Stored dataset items
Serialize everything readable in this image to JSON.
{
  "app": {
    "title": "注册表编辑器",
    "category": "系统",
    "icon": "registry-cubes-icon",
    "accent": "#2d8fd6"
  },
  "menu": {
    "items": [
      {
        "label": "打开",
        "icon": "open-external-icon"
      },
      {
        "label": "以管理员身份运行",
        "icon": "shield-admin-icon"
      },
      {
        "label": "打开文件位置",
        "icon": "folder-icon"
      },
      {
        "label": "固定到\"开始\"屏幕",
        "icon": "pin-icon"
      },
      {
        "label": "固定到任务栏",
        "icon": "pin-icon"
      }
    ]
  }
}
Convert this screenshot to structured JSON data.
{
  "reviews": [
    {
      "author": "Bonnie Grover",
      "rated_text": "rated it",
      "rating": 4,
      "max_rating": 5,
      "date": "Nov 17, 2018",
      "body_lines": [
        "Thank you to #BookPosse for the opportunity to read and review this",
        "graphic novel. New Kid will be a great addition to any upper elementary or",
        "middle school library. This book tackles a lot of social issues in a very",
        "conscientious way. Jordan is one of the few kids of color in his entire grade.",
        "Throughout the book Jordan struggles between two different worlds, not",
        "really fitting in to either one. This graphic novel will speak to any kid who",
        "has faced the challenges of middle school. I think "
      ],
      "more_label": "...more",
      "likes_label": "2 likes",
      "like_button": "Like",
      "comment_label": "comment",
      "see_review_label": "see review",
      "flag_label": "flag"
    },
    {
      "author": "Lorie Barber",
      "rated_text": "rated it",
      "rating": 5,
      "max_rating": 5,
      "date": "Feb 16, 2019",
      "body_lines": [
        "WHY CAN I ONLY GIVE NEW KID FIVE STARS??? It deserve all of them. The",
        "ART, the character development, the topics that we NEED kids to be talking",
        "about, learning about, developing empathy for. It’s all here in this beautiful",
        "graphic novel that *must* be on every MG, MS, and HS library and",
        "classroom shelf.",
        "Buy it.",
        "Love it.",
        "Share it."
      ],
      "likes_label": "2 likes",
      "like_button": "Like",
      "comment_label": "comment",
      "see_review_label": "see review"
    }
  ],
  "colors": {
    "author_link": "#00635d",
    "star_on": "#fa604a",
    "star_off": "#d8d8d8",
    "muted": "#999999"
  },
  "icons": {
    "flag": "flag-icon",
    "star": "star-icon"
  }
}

Prompt:
Every line above should be printed again exactly as it stands.

The response:
Serialize everything readable in this image to JSON.
{
  "app": {
    "title": "注册表编辑器",
    "category": "系统",
    "icon": "registry-cubes-icon",
    "accent": "#2d8fd6"
  },
  "menu": {
    "items": [
      {
        "label": "打开",
        "icon": "open-external-icon"
      },
      {
        "label": "以管理员身份运行",
        "icon": "shield-admin-icon"
      },
      {
        "label": "打开文件位置",
        "icon": "folder-icon"
      },
      {
        "label": "固定到\"开始\"屏幕",
        "icon": "pin-icon"
      },
      {
        "label": "固定到任务栏",
        "icon": "pin-icon"
      }
    ]
  }
}
Convert this screenshot to structured JSON data.
{
  "reviews": [
    {
      "author": "Bonnie Grover",
      "rated_text": "rated it",
      "rating": 4,
      "max_rating": 5,
      "date": "Nov 17, 2018",
      "body_lines": [
        "Thank you to #BookPosse for the opportunity to read and review this",
        "graphic novel. New Kid will be a great addition to any upper elementary or",
        "middle school library. This book tackles a lot of social issues in a very",
        "conscientious way. Jordan is one of the few kids of color in his entire grade.",
        "Throughout the book Jordan struggles between two different worlds, not",
        "really fitting in to either one. This graphic novel will speak to any kid who",
        "has faced the challenges of middle school. I think "
      ],
      "more_label": "...more",
      "likes_label": "2 likes",
      "like_button": "Like",
      "comment_label": "comment",
      "see_review_label": "see review",
      "flag_label": "flag"
    },
    {
      "author": "Lorie Barber",
      "rated_text": "rated it",
      "rating": 5,
      "max_rating": 5,
      "date": "Feb 16, 2019",
      "body_lines": [
        "WHY CAN I ONLY GIVE NEW KID FIVE STARS??? It deserve all of them. The",
        "ART, the character development, the topics that we NEED kids to be talking",
        "about, learning about, developing empathy for. It’s all here in this beautiful",
        "graphic novel that *must* be on every MG, MS, and HS library and",
        "classroom shelf.",
        "Buy it.",
        "Love it.",
        "Share it."
      ],
      "likes_label": "2 likes",
      "like_button": "Like",
      "comment_label": "comment",
      "see_review_label": "see review"
    }
  ],
  "colors": {
    "author_link": "#00635d",
    "star_on": "#fa604a",
    "star_off": "#d8d8d8",
    "muted": "#999999"
  },
  "icons": {
    "flag": "flag-icon",
    "star": "star-icon"
  }
}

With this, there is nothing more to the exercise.